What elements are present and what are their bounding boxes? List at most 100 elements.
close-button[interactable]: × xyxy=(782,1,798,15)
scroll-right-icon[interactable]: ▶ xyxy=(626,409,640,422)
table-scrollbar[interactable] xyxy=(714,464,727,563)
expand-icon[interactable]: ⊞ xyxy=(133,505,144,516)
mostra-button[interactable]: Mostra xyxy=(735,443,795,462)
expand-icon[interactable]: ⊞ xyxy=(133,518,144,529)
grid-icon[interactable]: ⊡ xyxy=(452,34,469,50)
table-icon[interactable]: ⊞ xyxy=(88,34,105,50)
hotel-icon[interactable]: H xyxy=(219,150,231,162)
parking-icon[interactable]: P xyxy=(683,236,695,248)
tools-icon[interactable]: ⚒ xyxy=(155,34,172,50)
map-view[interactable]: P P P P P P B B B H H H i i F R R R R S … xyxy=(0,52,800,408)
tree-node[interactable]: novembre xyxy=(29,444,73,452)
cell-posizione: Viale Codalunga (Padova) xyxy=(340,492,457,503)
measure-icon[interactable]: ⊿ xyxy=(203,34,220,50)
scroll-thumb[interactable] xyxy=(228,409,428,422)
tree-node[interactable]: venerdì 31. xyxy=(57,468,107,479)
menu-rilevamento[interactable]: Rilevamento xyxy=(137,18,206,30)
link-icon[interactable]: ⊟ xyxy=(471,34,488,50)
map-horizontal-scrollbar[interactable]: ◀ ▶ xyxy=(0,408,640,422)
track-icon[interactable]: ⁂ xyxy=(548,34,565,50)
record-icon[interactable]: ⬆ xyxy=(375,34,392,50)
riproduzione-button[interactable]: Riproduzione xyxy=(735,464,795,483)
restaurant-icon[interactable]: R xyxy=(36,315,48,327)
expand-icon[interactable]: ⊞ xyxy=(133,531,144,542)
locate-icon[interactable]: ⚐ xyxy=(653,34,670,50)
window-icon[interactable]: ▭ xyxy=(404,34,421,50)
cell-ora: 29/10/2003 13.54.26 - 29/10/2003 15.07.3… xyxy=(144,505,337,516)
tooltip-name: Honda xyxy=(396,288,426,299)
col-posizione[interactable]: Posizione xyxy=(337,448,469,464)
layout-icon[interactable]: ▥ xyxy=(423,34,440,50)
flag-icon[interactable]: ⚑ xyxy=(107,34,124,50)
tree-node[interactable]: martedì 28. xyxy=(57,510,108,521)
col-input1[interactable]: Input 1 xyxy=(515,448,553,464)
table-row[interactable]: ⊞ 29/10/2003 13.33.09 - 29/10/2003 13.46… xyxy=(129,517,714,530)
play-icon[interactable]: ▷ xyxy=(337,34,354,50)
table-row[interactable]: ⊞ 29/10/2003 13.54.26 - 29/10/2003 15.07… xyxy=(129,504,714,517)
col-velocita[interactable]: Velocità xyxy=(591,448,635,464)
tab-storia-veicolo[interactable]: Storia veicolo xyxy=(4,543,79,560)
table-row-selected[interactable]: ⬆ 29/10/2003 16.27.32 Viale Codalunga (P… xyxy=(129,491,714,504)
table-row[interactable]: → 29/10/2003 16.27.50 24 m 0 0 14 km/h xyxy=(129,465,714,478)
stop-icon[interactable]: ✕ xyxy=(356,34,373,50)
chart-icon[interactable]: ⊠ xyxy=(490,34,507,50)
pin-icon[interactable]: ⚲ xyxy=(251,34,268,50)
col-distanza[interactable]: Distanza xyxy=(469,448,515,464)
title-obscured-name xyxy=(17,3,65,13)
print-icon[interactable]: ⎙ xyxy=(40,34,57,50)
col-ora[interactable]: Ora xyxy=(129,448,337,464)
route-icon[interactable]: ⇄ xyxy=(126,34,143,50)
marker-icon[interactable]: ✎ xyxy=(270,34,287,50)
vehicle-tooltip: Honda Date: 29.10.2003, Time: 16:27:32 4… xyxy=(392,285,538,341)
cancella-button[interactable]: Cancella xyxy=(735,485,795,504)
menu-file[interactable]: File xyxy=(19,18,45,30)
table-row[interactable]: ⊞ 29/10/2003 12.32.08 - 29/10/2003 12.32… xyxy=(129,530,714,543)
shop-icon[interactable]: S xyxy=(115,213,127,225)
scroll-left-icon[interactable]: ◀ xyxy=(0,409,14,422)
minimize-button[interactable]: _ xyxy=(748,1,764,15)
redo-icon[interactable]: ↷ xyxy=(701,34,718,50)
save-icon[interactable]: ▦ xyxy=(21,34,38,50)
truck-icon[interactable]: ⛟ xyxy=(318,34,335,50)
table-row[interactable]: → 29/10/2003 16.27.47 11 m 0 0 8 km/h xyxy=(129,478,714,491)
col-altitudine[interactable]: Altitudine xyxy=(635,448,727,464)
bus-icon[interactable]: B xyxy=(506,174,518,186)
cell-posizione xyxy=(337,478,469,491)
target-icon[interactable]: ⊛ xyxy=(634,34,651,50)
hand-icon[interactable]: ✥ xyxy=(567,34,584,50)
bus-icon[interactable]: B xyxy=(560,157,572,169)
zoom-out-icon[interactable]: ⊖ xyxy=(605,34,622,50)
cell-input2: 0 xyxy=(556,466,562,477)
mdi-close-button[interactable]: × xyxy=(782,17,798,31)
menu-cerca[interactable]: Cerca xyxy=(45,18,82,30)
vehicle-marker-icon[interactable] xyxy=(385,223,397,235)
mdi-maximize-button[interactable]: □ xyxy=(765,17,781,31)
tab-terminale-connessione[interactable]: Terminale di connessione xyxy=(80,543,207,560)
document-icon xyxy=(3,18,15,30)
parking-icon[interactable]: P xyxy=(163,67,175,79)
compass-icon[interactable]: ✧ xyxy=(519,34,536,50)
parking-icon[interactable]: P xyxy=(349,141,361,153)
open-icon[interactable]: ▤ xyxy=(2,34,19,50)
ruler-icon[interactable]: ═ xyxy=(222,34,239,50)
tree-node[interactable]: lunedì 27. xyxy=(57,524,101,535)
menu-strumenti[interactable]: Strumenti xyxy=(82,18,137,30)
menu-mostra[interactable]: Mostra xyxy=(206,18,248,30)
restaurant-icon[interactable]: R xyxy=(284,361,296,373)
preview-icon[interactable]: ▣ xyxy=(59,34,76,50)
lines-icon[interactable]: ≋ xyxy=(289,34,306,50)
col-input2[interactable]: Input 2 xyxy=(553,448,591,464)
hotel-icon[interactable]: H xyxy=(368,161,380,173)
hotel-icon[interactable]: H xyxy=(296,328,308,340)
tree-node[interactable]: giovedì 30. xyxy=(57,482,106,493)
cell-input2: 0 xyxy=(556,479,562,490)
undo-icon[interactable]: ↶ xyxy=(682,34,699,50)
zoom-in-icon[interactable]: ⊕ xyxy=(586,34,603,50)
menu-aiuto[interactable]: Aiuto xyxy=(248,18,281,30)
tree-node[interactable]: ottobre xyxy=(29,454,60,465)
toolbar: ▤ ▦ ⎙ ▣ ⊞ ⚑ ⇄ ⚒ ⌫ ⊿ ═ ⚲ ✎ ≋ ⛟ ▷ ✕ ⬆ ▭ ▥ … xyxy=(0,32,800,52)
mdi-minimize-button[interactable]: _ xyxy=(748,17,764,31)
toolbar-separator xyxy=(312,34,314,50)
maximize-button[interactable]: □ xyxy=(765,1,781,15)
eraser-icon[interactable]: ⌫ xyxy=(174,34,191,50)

§

Could you update the material above by replacing every "hotel-icon" with "lodging-icon" and give it back in full with nothing else altered?

## Response to this exercise
What elements are present and what are their bounding boxes? List at most 100 elements.
close-button[interactable]: × xyxy=(782,1,798,15)
scroll-right-icon[interactable]: ▶ xyxy=(626,409,640,422)
table-scrollbar[interactable] xyxy=(714,464,727,563)
expand-icon[interactable]: ⊞ xyxy=(133,505,144,516)
mostra-button[interactable]: Mostra xyxy=(735,443,795,462)
expand-icon[interactable]: ⊞ xyxy=(133,518,144,529)
grid-icon[interactable]: ⊡ xyxy=(452,34,469,50)
table-icon[interactable]: ⊞ xyxy=(88,34,105,50)
lodging-icon[interactable]: H xyxy=(219,150,231,162)
parking-icon[interactable]: P xyxy=(683,236,695,248)
tools-icon[interactable]: ⚒ xyxy=(155,34,172,50)
map-view[interactable]: P P P P P P B B B H H H i i F R R R R S … xyxy=(0,52,800,408)
tree-node[interactable]: novembre xyxy=(29,444,73,452)
cell-posizione: Viale Codalunga (Padova) xyxy=(340,492,457,503)
measure-icon[interactable]: ⊿ xyxy=(203,34,220,50)
scroll-thumb[interactable] xyxy=(228,409,428,422)
tree-node[interactable]: venerdì 31. xyxy=(57,468,107,479)
menu-rilevamento[interactable]: Rilevamento xyxy=(137,18,206,30)
link-icon[interactable]: ⊟ xyxy=(471,34,488,50)
map-horizontal-scrollbar[interactable]: ◀ ▶ xyxy=(0,408,640,422)
track-icon[interactable]: ⁂ xyxy=(548,34,565,50)
record-icon[interactable]: ⬆ xyxy=(375,34,392,50)
riproduzione-button[interactable]: Riproduzione xyxy=(735,464,795,483)
restaurant-icon[interactable]: R xyxy=(36,315,48,327)
expand-icon[interactable]: ⊞ xyxy=(133,531,144,542)
locate-icon[interactable]: ⚐ xyxy=(653,34,670,50)
window-icon[interactable]: ▭ xyxy=(404,34,421,50)
cell-ora: 29/10/2003 13.54.26 - 29/10/2003 15.07.3… xyxy=(144,505,337,516)
tooltip-name: Honda xyxy=(396,288,426,299)
col-posizione[interactable]: Posizione xyxy=(337,448,469,464)
layout-icon[interactable]: ▥ xyxy=(423,34,440,50)
flag-icon[interactable]: ⚑ xyxy=(107,34,124,50)
tree-node[interactable]: martedì 28. xyxy=(57,510,108,521)
col-input1[interactable]: Input 1 xyxy=(515,448,553,464)
table-row[interactable]: ⊞ 29/10/2003 13.33.09 - 29/10/2003 13.46… xyxy=(129,517,714,530)
play-icon[interactable]: ▷ xyxy=(337,34,354,50)
table-row[interactable]: ⊞ 29/10/2003 13.54.26 - 29/10/2003 15.07… xyxy=(129,504,714,517)
col-velocita[interactable]: Velocità xyxy=(591,448,635,464)
tab-storia-veicolo[interactable]: Storia veicolo xyxy=(4,543,79,560)
table-row-selected[interactable]: ⬆ 29/10/2003 16.27.32 Viale Codalunga (P… xyxy=(129,491,714,504)
table-row[interactable]: → 29/10/2003 16.27.50 24 m 0 0 14 km/h xyxy=(129,465,714,478)
stop-icon[interactable]: ✕ xyxy=(356,34,373,50)
chart-icon[interactable]: ⊠ xyxy=(490,34,507,50)
pin-icon[interactable]: ⚲ xyxy=(251,34,268,50)
col-distanza[interactable]: Distanza xyxy=(469,448,515,464)
title-obscured-name xyxy=(17,3,65,13)
print-icon[interactable]: ⎙ xyxy=(40,34,57,50)
col-ora[interactable]: Ora xyxy=(129,448,337,464)
route-icon[interactable]: ⇄ xyxy=(126,34,143,50)
marker-icon[interactable]: ✎ xyxy=(270,34,287,50)
vehicle-tooltip: Honda Date: 29.10.2003, Time: 16:27:32 4… xyxy=(392,285,538,341)
cancella-button[interactable]: Cancella xyxy=(735,485,795,504)
menu-file[interactable]: File xyxy=(19,18,45,30)
table-row[interactable]: ⊞ 29/10/2003 12.32.08 - 29/10/2003 12.32… xyxy=(129,530,714,543)
shop-icon[interactable]: S xyxy=(115,213,127,225)
scroll-left-icon[interactable]: ◀ xyxy=(0,409,14,422)
minimize-button[interactable]: _ xyxy=(748,1,764,15)
redo-icon[interactable]: ↷ xyxy=(701,34,718,50)
save-icon[interactable]: ▦ xyxy=(21,34,38,50)
truck-icon[interactable]: ⛟ xyxy=(318,34,335,50)
table-row[interactable]: → 29/10/2003 16.27.47 11 m 0 0 8 km/h xyxy=(129,478,714,491)
col-altitudine[interactable]: Altitudine xyxy=(635,448,727,464)
bus-icon[interactable]: B xyxy=(506,174,518,186)
cell-posizione xyxy=(337,478,469,491)
target-icon[interactable]: ⊛ xyxy=(634,34,651,50)
hand-icon[interactable]: ✥ xyxy=(567,34,584,50)
bus-icon[interactable]: B xyxy=(560,157,572,169)
zoom-out-icon[interactable]: ⊖ xyxy=(605,34,622,50)
cell-input2: 0 xyxy=(556,466,562,477)
mdi-close-button[interactable]: × xyxy=(782,17,798,31)
menu-cerca[interactable]: Cerca xyxy=(45,18,82,30)
vehicle-marker-icon[interactable] xyxy=(385,223,397,235)
mdi-maximize-button[interactable]: □ xyxy=(765,17,781,31)
tab-terminale-connessione[interactable]: Terminale di connessione xyxy=(80,543,207,560)
document-icon xyxy=(3,18,15,30)
parking-icon[interactable]: P xyxy=(163,67,175,79)
compass-icon[interactable]: ✧ xyxy=(519,34,536,50)
parking-icon[interactable]: P xyxy=(349,141,361,153)
open-icon[interactable]: ▤ xyxy=(2,34,19,50)
ruler-icon[interactable]: ═ xyxy=(222,34,239,50)
tree-node[interactable]: lunedì 27. xyxy=(57,524,101,535)
menu-strumenti[interactable]: Strumenti xyxy=(82,18,137,30)
menu-mostra[interactable]: Mostra xyxy=(206,18,248,30)
restaurant-icon[interactable]: R xyxy=(284,361,296,373)
preview-icon[interactable]: ▣ xyxy=(59,34,76,50)
lines-icon[interactable]: ≋ xyxy=(289,34,306,50)
col-input2[interactable]: Input 2 xyxy=(553,448,591,464)
lodging-icon[interactable]: H xyxy=(368,161,380,173)
lodging-icon[interactable]: H xyxy=(296,328,308,340)
tree-node[interactable]: giovedì 30. xyxy=(57,482,106,493)
cell-input2: 0 xyxy=(556,479,562,490)
undo-icon[interactable]: ↶ xyxy=(682,34,699,50)
zoom-in-icon[interactable]: ⊕ xyxy=(586,34,603,50)
menu-aiuto[interactable]: Aiuto xyxy=(248,18,281,30)
tree-node[interactable]: ottobre xyxy=(29,454,60,465)
toolbar: ▤ ▦ ⎙ ▣ ⊞ ⚑ ⇄ ⚒ ⌫ ⊿ ═ ⚲ ✎ ≋ ⛟ ▷ ✕ ⬆ ▭ ▥ … xyxy=(0,32,800,52)
mdi-minimize-button[interactable]: _ xyxy=(748,17,764,31)
toolbar-separator xyxy=(312,34,314,50)
maximize-button[interactable]: □ xyxy=(765,1,781,15)
eraser-icon[interactable]: ⌫ xyxy=(174,34,191,50)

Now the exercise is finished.